:: INFORMATION SHOWN

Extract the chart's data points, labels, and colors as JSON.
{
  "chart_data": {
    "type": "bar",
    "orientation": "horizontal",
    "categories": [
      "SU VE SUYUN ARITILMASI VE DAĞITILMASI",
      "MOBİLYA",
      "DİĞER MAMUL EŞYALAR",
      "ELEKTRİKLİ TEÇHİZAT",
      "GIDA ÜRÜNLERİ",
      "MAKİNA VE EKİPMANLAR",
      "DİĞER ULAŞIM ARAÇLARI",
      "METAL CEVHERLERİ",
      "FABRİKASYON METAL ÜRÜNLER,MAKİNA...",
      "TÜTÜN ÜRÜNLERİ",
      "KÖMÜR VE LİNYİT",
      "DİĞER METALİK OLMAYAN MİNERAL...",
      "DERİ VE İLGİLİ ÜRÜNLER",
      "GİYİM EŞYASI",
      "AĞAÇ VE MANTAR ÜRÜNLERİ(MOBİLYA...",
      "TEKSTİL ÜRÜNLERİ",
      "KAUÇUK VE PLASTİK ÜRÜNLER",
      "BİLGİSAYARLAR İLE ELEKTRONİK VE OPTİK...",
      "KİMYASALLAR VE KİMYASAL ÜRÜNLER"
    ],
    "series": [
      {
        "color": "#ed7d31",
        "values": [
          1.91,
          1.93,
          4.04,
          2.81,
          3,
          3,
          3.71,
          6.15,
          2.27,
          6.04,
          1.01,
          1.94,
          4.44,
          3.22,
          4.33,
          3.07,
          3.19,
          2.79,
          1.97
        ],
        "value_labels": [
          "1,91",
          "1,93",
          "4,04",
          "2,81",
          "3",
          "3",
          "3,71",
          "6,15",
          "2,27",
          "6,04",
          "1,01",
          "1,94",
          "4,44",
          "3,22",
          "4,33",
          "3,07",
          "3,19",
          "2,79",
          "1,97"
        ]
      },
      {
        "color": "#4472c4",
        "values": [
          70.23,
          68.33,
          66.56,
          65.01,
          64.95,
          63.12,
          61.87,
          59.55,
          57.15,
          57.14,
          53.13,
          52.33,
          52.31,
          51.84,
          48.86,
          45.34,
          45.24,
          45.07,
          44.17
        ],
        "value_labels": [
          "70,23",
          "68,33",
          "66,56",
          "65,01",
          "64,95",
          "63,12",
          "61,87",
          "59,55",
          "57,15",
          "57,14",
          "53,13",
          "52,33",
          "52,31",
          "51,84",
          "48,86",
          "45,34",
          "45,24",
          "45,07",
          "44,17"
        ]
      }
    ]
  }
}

::::

--- WHAT IS ASKED ---
Copy the lines from the entries above in which the word "MOBİLYA" appears.

--- WRITTEN ANSWER ---
      "MOBİLYA",
      "AĞAÇ VE MANTAR ÜRÜNLERİ(MOBİLYA...",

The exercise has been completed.